DATASET =>
━━━
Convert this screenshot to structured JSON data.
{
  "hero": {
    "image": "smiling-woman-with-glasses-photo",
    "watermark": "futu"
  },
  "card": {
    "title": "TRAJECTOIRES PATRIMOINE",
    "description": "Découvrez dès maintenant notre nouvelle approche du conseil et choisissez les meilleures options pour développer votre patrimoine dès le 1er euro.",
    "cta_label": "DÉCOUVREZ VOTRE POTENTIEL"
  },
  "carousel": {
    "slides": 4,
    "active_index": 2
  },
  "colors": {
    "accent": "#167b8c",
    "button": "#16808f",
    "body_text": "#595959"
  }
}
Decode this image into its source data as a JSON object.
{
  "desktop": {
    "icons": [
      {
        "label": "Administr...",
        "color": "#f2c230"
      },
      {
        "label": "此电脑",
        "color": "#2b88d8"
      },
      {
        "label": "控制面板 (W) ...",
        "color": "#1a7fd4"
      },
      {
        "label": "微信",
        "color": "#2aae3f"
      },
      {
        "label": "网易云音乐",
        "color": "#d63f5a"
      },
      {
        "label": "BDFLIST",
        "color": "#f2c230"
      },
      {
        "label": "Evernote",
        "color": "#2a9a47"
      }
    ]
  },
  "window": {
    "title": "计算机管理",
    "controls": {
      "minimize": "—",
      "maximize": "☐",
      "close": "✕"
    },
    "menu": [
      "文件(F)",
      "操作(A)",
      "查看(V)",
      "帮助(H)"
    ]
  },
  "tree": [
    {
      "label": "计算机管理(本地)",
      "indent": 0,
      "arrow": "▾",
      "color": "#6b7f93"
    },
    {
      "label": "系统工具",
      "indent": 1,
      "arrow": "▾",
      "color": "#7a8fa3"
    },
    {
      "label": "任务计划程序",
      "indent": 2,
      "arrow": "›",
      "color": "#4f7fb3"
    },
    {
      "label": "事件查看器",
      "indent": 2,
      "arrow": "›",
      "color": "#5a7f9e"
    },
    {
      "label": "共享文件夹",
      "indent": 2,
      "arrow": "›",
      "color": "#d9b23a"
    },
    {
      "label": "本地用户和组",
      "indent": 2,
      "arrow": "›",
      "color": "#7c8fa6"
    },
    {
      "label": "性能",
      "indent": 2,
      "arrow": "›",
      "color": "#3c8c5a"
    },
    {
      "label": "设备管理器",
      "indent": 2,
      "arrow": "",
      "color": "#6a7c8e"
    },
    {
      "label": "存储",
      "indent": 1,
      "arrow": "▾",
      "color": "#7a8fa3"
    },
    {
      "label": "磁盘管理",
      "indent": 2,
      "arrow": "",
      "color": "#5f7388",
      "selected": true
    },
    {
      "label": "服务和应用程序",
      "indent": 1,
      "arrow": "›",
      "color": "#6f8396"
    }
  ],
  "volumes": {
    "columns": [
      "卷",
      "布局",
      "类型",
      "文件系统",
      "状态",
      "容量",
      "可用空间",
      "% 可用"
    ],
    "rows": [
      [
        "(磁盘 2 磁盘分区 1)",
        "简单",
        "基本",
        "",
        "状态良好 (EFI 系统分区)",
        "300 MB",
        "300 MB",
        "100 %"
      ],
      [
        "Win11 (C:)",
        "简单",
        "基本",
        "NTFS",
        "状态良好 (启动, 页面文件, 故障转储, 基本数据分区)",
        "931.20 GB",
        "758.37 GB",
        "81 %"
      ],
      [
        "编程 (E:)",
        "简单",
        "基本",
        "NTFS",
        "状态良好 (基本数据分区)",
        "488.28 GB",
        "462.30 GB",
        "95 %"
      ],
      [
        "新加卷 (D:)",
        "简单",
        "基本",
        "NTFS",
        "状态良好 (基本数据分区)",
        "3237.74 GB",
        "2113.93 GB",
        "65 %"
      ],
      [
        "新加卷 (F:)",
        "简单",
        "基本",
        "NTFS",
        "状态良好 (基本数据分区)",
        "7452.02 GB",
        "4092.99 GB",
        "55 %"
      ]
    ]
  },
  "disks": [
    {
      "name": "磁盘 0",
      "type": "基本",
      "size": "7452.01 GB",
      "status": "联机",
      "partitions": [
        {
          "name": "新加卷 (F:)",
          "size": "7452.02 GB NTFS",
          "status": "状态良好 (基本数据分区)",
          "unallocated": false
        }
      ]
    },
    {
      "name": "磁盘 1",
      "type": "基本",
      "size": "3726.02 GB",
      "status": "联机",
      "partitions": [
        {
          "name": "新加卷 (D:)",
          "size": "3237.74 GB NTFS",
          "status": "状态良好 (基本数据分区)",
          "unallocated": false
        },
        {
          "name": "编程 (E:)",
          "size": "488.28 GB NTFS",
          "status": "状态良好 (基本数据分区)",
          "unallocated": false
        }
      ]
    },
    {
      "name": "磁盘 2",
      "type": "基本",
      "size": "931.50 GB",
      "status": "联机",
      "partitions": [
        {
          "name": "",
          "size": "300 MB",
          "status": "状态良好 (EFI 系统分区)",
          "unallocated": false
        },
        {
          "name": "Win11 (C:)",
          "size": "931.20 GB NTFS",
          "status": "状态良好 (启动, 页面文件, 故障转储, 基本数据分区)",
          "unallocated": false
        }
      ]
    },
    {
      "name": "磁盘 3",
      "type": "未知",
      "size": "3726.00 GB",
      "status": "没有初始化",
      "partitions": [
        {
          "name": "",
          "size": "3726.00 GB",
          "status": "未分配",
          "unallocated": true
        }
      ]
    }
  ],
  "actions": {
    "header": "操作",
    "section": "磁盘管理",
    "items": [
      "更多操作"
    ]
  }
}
━━━
PROBLEM TO WORK ON =>
Go through the records above and copy every line with the word "JSON".

RIGHT ANSWER =>
Convert this screenshot to structured JSON data.
Decode this image into its source data as a JSON object.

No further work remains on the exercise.